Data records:
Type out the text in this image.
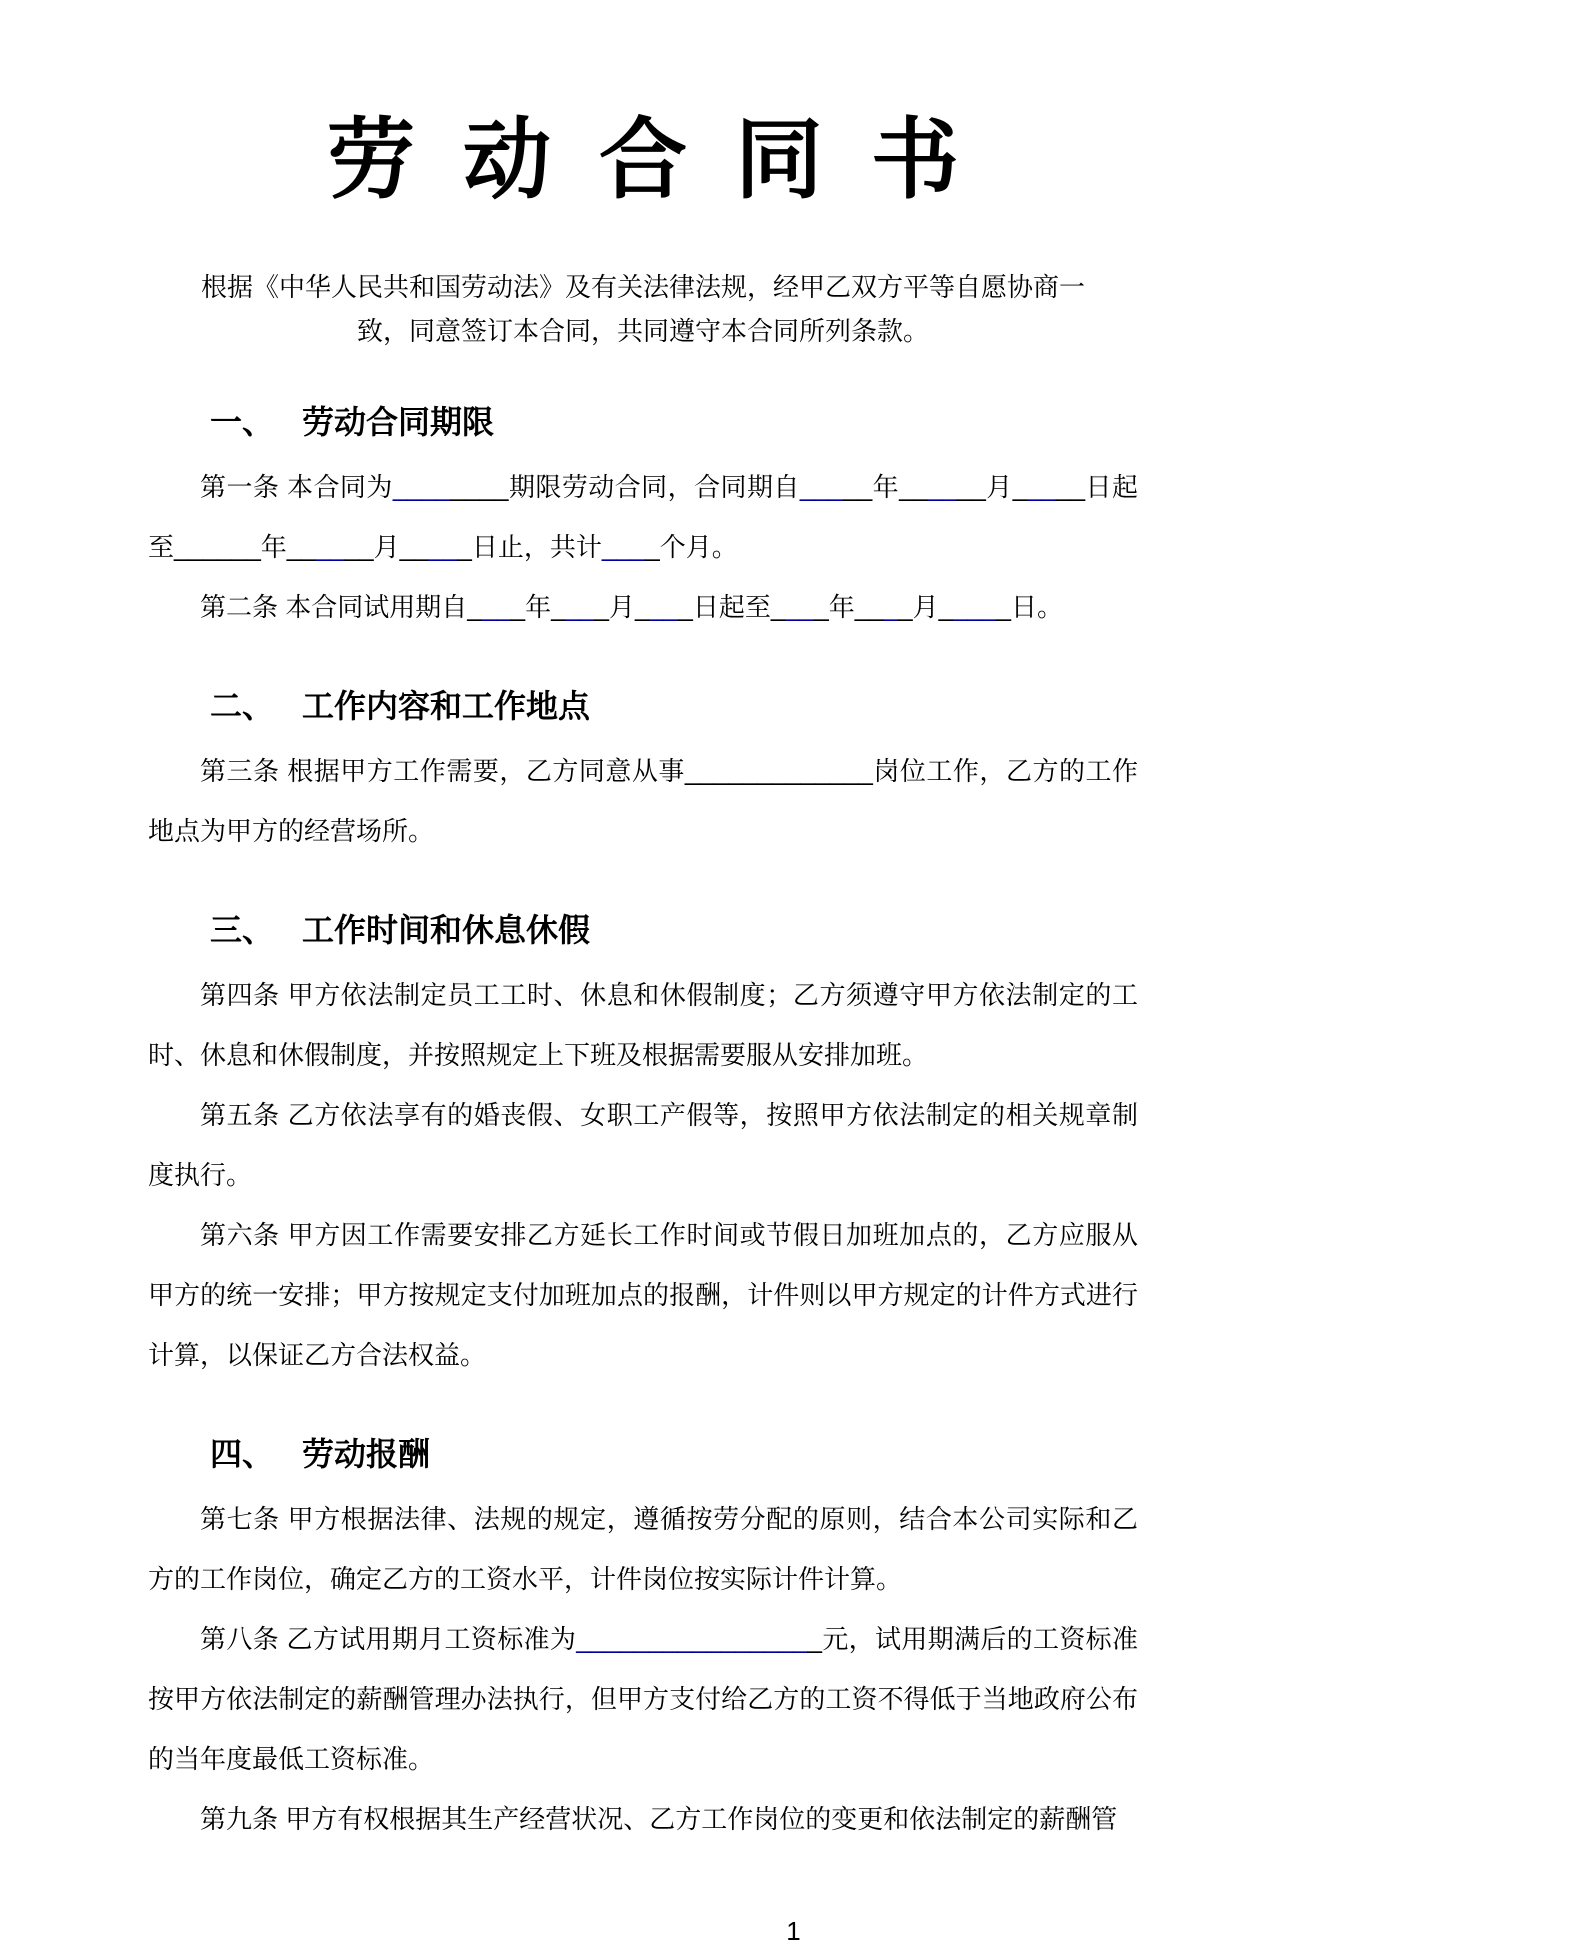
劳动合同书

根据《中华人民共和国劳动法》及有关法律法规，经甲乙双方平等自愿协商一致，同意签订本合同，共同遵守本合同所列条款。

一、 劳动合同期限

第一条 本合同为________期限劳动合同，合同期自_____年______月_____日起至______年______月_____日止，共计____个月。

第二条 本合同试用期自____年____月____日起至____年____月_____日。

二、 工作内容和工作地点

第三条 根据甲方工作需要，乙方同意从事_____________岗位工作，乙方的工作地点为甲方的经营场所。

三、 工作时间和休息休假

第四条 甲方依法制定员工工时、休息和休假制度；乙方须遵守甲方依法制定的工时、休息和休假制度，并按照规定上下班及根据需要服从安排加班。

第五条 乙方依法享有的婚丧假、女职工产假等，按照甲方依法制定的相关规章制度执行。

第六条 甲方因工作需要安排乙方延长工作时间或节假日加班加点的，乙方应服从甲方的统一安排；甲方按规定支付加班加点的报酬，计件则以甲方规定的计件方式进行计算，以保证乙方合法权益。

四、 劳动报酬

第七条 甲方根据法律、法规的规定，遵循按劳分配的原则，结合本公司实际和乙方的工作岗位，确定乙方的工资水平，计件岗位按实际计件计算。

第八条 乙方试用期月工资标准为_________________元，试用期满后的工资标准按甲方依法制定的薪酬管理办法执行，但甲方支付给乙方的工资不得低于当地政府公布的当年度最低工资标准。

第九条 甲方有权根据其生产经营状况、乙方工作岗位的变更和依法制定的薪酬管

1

* * *

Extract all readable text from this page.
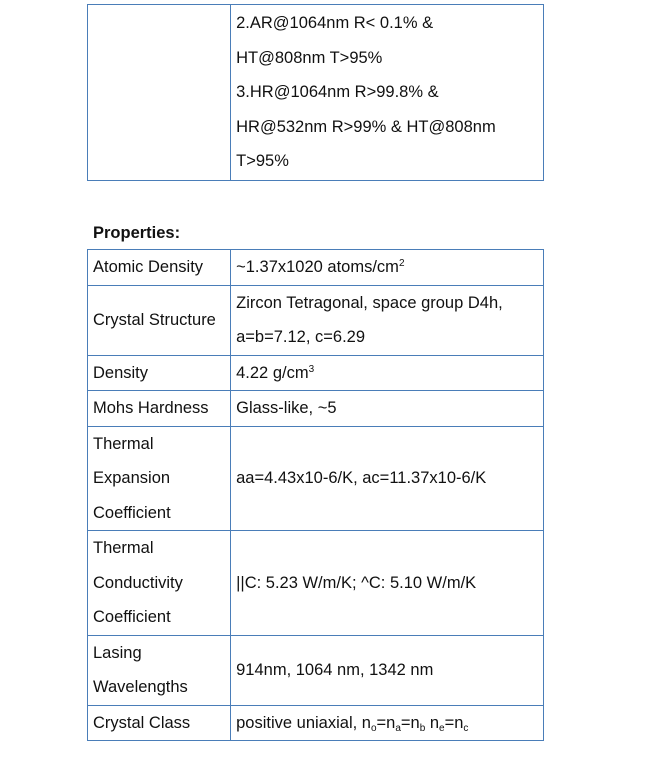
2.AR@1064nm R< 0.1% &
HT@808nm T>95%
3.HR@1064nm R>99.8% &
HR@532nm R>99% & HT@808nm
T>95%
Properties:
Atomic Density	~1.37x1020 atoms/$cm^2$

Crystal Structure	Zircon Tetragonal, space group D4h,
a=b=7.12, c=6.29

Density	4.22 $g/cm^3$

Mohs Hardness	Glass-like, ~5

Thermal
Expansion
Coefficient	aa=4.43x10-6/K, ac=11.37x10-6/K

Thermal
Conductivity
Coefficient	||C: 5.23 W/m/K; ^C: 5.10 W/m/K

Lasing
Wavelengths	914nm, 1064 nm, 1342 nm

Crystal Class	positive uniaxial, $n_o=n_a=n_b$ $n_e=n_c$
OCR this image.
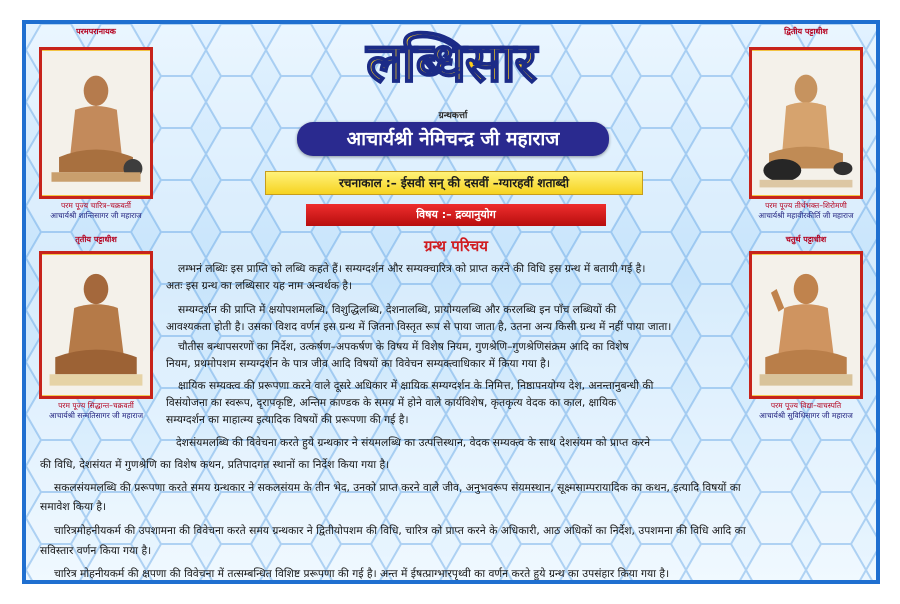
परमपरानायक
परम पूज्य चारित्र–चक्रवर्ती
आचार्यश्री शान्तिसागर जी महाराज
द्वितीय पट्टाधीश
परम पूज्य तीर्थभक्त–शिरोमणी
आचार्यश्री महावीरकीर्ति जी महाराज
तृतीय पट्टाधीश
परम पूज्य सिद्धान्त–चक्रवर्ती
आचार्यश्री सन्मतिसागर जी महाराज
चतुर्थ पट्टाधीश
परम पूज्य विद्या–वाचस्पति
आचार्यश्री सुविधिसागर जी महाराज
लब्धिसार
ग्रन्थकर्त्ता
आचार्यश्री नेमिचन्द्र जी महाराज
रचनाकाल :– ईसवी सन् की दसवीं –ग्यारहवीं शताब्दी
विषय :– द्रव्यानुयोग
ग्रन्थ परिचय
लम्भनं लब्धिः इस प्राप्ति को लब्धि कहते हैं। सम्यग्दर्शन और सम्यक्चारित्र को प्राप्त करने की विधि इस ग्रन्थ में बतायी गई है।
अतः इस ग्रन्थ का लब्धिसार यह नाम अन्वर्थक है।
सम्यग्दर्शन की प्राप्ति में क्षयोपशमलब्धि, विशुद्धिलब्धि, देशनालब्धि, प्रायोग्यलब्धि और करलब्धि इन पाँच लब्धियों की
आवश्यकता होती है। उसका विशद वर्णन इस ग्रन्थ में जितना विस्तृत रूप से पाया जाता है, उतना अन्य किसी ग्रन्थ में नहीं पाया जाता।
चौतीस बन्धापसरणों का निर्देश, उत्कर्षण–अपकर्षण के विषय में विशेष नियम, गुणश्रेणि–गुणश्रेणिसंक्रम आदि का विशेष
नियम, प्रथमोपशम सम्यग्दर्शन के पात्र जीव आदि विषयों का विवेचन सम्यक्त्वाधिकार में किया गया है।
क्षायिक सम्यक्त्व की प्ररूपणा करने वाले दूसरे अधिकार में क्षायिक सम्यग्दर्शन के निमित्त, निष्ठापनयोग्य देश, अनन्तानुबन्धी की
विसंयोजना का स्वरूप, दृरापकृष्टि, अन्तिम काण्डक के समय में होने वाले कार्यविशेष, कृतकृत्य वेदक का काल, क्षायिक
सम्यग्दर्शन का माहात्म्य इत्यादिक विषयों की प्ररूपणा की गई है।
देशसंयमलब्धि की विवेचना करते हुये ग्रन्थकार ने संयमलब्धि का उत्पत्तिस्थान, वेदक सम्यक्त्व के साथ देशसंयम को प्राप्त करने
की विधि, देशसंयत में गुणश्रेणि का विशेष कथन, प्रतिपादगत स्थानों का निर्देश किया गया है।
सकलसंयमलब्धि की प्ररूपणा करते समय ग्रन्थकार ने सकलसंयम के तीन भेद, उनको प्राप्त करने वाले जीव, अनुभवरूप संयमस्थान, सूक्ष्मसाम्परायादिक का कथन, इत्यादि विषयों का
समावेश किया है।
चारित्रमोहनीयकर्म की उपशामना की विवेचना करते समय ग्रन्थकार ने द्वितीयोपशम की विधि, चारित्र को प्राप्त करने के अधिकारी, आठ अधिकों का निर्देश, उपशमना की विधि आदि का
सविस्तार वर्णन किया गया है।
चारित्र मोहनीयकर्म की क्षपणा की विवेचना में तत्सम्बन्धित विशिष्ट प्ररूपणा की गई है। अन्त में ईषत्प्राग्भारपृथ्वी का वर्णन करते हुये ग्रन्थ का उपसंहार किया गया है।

==

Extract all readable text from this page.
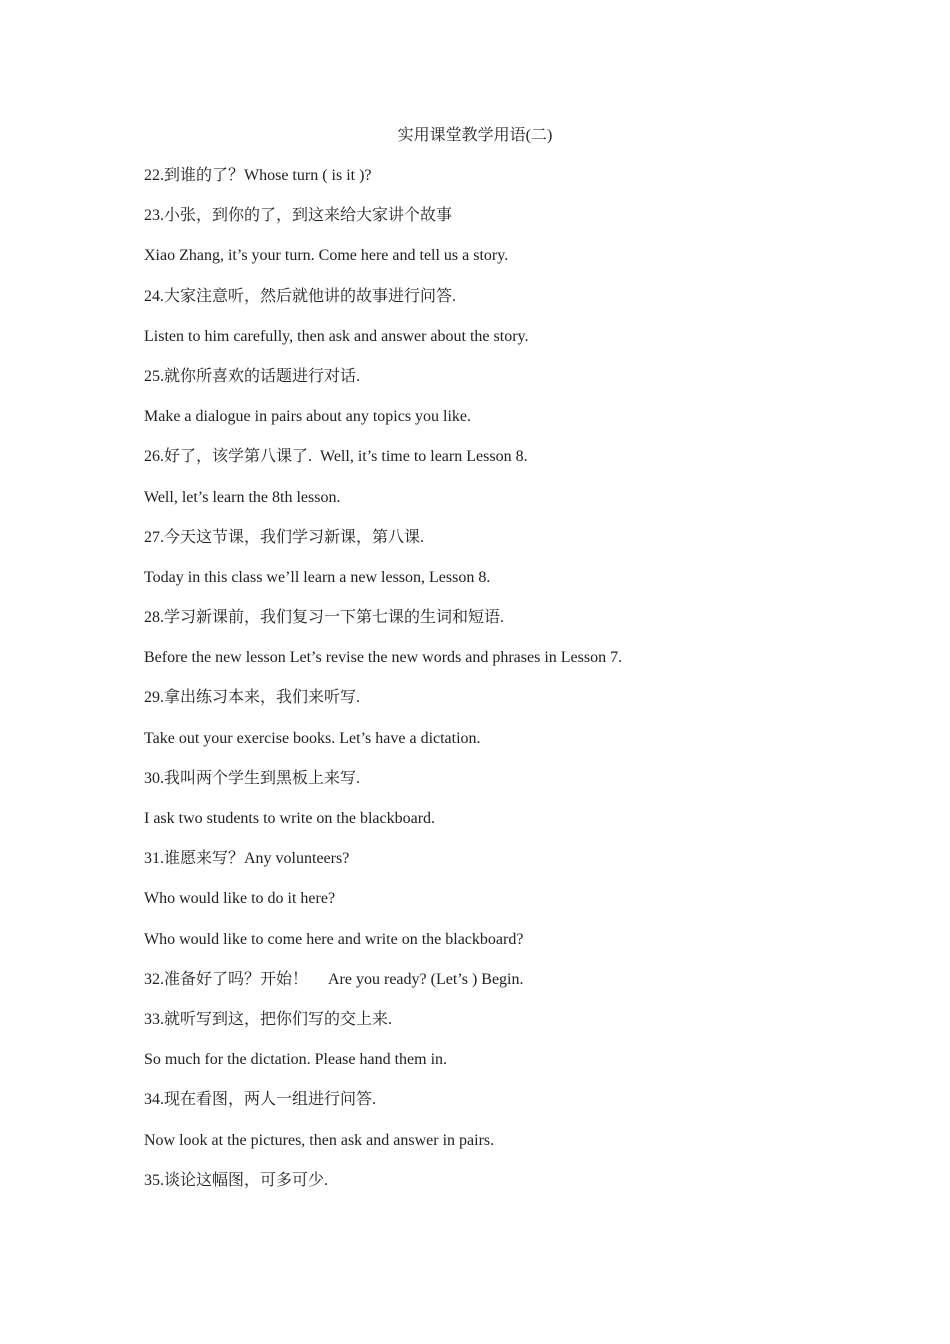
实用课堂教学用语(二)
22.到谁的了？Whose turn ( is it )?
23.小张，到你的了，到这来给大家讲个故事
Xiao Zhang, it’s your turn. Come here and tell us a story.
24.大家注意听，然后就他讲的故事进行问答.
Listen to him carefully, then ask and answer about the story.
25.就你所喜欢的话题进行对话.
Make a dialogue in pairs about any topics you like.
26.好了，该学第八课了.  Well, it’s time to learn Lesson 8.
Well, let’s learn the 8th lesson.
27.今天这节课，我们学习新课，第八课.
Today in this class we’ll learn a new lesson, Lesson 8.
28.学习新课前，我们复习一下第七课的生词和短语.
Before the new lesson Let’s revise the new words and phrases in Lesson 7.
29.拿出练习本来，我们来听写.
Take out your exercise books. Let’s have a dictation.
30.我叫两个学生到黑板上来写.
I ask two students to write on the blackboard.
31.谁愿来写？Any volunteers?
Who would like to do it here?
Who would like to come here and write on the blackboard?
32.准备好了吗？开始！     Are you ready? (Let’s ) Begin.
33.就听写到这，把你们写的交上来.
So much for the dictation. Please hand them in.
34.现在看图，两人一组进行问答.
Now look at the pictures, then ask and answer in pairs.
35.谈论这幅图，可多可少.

What is asked: Where a line in the material above holds "Coefficient", copy that line.

Exercise result:
Coefficient	aa=4.43x10-6/K, ac=11.37x10-6/K
Coefficient	||C: 5.23 W/m/K; ^C: 5.10 W/m/K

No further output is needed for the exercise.